OBJECTIVE — Output every entry exactly as written.

DATASET ROWS —
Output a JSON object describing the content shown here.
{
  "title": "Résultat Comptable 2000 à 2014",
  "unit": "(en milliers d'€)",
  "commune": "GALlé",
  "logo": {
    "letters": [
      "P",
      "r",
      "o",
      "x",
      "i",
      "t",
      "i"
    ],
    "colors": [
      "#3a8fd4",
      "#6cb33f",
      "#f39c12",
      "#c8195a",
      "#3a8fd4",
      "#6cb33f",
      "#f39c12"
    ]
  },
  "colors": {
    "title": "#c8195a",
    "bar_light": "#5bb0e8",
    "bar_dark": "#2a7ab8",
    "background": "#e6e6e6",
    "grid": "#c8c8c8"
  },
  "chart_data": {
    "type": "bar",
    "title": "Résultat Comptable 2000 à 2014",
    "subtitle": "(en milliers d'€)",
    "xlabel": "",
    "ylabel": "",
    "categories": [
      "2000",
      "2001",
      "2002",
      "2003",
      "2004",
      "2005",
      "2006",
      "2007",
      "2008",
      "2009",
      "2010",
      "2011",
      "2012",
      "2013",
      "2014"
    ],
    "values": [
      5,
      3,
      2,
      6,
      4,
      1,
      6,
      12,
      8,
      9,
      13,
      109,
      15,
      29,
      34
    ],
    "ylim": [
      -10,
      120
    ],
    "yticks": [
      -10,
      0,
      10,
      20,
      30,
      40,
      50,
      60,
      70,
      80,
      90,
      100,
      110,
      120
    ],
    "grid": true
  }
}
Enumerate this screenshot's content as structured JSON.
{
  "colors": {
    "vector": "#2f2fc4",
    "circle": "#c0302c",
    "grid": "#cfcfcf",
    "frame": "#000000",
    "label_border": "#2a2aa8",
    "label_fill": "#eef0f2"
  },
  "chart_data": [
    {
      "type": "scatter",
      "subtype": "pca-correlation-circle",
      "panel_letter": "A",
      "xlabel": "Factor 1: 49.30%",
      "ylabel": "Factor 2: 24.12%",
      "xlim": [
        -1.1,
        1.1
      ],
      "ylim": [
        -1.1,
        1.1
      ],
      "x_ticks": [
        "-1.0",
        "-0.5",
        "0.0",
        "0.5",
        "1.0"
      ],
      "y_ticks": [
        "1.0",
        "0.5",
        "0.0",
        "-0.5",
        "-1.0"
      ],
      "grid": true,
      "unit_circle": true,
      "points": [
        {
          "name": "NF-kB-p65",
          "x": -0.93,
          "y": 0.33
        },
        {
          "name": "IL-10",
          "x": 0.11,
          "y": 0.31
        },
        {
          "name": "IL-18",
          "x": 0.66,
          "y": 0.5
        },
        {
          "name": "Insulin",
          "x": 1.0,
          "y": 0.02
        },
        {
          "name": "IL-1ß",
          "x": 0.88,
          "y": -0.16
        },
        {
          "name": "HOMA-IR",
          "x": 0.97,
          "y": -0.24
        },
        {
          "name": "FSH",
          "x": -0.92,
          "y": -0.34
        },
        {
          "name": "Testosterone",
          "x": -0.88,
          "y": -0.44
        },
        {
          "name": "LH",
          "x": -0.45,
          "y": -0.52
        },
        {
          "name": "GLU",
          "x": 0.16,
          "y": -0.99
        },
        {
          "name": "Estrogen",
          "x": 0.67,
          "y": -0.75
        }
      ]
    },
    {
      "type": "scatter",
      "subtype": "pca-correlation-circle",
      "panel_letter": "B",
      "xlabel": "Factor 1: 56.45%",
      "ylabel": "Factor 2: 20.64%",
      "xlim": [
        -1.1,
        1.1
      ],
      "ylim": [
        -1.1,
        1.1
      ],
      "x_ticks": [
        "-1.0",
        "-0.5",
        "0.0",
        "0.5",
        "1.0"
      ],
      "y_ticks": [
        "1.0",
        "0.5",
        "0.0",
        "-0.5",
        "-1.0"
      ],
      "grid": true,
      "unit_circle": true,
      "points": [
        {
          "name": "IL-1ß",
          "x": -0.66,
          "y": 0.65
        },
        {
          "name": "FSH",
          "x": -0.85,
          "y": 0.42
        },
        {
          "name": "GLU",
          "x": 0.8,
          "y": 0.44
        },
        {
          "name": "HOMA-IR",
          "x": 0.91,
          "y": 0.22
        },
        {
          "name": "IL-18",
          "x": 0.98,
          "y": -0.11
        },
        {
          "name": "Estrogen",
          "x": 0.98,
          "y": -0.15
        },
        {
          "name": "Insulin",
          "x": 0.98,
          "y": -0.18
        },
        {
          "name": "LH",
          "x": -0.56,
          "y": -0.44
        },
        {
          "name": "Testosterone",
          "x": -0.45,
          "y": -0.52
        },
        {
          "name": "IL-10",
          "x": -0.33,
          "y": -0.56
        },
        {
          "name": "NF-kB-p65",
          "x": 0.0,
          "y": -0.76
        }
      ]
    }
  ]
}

FULL SOLUTION —
Output a JSON object describing the content shown here.
{
  "title": "Résultat Comptable 2000 à 2014",
  "unit": "(en milliers d'€)",
  "commune": "GALlé",
  "logo": {
    "letters": [
      "P",
      "r",
      "o",
      "x",
      "i",
      "t",
      "i"
    ],
    "colors": [
      "#3a8fd4",
      "#6cb33f",
      "#f39c12",
      "#c8195a",
      "#3a8fd4",
      "#6cb33f",
      "#f39c12"
    ]
  },
  "colors": {
    "title": "#c8195a",
    "bar_light": "#5bb0e8",
    "bar_dark": "#2a7ab8",
    "background": "#e6e6e6",
    "grid": "#c8c8c8"
  },
  "chart_data": {
    "type": "bar",
    "title": "Résultat Comptable 2000 à 2014",
    "subtitle": "(en milliers d'€)",
    "xlabel": "",
    "ylabel": "",
    "categories": [
      "2000",
      "2001",
      "2002",
      "2003",
      "2004",
      "2005",
      "2006",
      "2007",
      "2008",
      "2009",
      "2010",
      "2011",
      "2012",
      "2013",
      "2014"
    ],
    "values": [
      5,
      3,
      2,
      6,
      4,
      1,
      6,
      12,
      8,
      9,
      13,
      109,
      15,
      29,
      34
    ],
    "ylim": [
      -10,
      120
    ],
    "yticks": [
      -10,
      0,
      10,
      20,
      30,
      40,
      50,
      60,
      70,
      80,
      90,
      100,
      110,
      120
    ],
    "grid": true
  }
}
Enumerate this screenshot's content as structured JSON.
{
  "colors": {
    "vector": "#2f2fc4",
    "circle": "#c0302c",
    "grid": "#cfcfcf",
    "frame": "#000000",
    "label_border": "#2a2aa8",
    "label_fill": "#eef0f2"
  },
  "chart_data": [
    {
      "type": "scatter",
      "subtype": "pca-correlation-circle",
      "panel_letter": "A",
      "xlabel": "Factor 1: 49.30%",
      "ylabel": "Factor 2: 24.12%",
      "xlim": [
        -1.1,
        1.1
      ],
      "ylim": [
        -1.1,
        1.1
      ],
      "x_ticks": [
        "-1.0",
        "-0.5",
        "0.0",
        "0.5",
        "1.0"
      ],
      "y_ticks": [
        "1.0",
        "0.5",
        "0.0",
        "-0.5",
        "-1.0"
      ],
      "grid": true,
      "unit_circle": true,
      "points": [
        {
          "name": "NF-kB-p65",
          "x": -0.93,
          "y": 0.33
        },
        {
          "name": "IL-10",
          "x": 0.11,
          "y": 0.31
        },
        {
          "name": "IL-18",
          "x": 0.66,
          "y": 0.5
        },
        {
          "name": "Insulin",
          "x": 1.0,
          "y": 0.02
        },
        {
          "name": "IL-1ß",
          "x": 0.88,
          "y": -0.16
        },
        {
          "name": "HOMA-IR",
          "x": 0.97,
          "y": -0.24
        },
        {
          "name": "FSH",
          "x": -0.92,
          "y": -0.34
        },
        {
          "name": "Testosterone",
          "x": -0.88,
          "y": -0.44
        },
        {
          "name": "LH",
          "x": -0.45,
          "y": -0.52
        },
        {
          "name": "GLU",
          "x": 0.16,
          "y": -0.99
        },
        {
          "name": "Estrogen",
          "x": 0.67,
          "y": -0.75
        }
      ]
    },
    {
      "type": "scatter",
      "subtype": "pca-correlation-circle",
      "panel_letter": "B",
      "xlabel": "Factor 1: 56.45%",
      "ylabel": "Factor 2: 20.64%",
      "xlim": [
        -1.1,
        1.1
      ],
      "ylim": [
        -1.1,
        1.1
      ],
      "x_ticks": [
        "-1.0",
        "-0.5",
        "0.0",
        "0.5",
        "1.0"
      ],
      "y_ticks": [
        "1.0",
        "0.5",
        "0.0",
        "-0.5",
        "-1.0"
      ],
      "grid": true,
      "unit_circle": true,
      "points": [
        {
          "name": "IL-1ß",
          "x": -0.66,
          "y": 0.65
        },
        {
          "name": "FSH",
          "x": -0.85,
          "y": 0.42
        },
        {
          "name": "GLU",
          "x": 0.8,
          "y": 0.44
        },
        {
          "name": "HOMA-IR",
          "x": 0.91,
          "y": 0.22
        },
        {
          "name": "IL-18",
          "x": 0.98,
          "y": -0.11
        },
        {
          "name": "Estrogen",
          "x": 0.98,
          "y": -0.15
        },
        {
          "name": "Insulin",
          "x": 0.98,
          "y": -0.18
        },
        {
          "name": "LH",
          "x": -0.56,
          "y": -0.44
        },
        {
          "name": "Testosterone",
          "x": -0.45,
          "y": -0.52
        },
        {
          "name": "IL-10",
          "x": -0.33,
          "y": -0.56
        },
        {
          "name": "NF-kB-p65",
          "x": 0.0,
          "y": -0.76
        }
      ]
    }
  ]
}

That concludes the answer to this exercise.